* [Set task]: In the following material, identify every line holding the string "other" and return it.

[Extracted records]
• • • •

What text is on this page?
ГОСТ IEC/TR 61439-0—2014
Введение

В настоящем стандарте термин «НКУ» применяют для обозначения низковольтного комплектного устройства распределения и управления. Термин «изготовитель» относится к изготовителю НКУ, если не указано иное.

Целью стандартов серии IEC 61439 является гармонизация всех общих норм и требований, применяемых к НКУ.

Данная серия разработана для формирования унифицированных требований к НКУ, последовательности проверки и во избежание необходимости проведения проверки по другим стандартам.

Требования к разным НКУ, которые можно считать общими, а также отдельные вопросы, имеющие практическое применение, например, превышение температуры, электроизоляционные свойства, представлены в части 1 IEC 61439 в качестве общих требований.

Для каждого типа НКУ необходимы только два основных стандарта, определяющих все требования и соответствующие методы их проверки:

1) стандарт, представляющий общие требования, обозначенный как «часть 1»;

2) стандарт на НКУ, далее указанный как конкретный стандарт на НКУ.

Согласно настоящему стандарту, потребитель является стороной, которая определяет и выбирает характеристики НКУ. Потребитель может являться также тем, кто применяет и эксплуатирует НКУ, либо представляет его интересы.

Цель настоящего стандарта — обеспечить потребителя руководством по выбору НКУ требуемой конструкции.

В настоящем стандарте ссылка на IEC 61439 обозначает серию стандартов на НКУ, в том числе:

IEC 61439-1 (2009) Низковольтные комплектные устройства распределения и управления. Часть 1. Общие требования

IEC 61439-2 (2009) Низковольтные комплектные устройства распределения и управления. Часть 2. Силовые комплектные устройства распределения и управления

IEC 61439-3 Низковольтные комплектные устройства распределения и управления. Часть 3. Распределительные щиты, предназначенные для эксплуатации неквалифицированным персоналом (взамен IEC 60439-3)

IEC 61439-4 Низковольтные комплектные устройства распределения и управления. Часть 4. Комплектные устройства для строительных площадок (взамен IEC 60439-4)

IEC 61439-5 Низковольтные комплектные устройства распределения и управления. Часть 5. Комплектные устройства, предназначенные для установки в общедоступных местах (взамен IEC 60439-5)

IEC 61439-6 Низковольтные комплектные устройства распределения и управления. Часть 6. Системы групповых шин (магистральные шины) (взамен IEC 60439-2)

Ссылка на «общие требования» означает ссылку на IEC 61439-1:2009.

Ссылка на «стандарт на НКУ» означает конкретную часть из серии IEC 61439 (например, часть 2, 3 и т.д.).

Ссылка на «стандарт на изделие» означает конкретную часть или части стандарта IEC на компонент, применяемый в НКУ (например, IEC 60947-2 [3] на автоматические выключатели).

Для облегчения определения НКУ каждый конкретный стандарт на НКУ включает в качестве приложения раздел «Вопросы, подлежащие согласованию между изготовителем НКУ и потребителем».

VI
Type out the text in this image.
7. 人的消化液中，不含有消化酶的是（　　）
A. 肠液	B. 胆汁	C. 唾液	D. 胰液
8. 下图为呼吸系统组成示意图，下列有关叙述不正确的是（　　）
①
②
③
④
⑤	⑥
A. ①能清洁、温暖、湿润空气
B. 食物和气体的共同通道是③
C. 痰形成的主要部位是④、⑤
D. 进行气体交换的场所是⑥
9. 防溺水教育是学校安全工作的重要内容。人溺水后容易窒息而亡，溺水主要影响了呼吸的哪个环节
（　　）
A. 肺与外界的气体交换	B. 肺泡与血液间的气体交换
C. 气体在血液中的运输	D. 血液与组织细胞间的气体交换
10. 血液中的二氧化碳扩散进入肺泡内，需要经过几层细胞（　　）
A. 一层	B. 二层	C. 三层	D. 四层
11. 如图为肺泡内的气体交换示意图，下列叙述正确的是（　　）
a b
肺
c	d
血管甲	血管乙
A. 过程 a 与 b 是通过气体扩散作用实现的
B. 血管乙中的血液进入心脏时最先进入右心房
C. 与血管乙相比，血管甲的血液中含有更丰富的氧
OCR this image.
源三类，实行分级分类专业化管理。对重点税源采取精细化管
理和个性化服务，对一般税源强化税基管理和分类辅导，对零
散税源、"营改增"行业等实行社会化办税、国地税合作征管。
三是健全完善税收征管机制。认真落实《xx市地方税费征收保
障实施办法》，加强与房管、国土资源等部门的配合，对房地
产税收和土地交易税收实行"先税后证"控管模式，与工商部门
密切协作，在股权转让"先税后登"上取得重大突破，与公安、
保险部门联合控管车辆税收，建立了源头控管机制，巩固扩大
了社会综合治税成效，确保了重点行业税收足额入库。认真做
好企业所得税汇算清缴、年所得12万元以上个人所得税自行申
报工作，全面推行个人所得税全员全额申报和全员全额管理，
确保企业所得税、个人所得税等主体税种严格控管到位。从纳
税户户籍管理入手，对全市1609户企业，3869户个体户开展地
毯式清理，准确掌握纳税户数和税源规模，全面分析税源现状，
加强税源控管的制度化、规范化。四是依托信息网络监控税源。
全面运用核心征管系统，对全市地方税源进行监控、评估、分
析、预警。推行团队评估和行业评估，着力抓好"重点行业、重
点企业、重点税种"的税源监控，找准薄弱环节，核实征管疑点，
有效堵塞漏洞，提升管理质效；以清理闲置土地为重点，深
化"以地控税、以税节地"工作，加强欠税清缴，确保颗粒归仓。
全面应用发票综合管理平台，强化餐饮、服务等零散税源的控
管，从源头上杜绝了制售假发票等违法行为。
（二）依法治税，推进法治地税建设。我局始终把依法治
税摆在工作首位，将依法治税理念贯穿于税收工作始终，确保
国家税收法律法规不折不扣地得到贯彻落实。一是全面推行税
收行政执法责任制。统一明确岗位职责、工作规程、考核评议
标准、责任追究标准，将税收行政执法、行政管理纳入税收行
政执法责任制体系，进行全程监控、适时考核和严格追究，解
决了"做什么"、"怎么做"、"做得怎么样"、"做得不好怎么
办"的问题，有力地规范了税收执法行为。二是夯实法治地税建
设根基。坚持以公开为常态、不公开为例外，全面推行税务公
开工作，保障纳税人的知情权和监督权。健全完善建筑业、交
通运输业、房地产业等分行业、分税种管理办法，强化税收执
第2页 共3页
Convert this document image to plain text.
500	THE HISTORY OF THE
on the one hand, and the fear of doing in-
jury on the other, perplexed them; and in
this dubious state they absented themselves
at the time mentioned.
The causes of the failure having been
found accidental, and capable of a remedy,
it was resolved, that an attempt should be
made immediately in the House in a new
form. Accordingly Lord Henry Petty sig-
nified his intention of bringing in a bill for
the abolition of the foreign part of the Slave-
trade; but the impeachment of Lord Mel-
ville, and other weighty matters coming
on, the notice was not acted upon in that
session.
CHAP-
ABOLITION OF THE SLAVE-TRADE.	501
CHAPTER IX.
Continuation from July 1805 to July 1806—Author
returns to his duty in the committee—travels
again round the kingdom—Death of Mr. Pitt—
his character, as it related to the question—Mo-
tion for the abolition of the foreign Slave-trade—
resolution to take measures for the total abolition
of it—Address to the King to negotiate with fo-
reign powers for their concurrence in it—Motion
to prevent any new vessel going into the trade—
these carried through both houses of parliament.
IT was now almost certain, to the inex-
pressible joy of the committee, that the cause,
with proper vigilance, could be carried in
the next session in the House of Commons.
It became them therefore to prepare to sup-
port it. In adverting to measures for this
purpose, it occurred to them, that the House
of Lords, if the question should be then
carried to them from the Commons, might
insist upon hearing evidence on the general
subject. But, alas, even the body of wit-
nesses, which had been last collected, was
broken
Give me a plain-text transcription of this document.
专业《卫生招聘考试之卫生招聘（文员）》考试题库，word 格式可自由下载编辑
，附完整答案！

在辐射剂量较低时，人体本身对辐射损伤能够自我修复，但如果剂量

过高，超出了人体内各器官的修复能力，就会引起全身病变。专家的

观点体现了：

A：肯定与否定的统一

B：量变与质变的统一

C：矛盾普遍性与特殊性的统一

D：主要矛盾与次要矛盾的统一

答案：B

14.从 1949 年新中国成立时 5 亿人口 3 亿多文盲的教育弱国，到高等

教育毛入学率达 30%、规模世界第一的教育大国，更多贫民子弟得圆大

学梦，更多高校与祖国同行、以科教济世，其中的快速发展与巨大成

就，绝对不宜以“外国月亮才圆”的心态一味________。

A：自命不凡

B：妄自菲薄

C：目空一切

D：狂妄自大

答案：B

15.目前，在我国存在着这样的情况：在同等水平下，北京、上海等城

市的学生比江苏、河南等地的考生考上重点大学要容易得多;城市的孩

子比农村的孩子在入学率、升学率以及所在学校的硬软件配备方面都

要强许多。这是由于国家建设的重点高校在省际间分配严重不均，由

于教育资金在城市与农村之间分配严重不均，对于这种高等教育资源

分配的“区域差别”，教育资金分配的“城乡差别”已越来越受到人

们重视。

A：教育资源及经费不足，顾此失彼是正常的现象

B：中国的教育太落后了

• • • •

* [Task solution]:
jury on the other, perplexed them; and in
ville, and other weighty matters coming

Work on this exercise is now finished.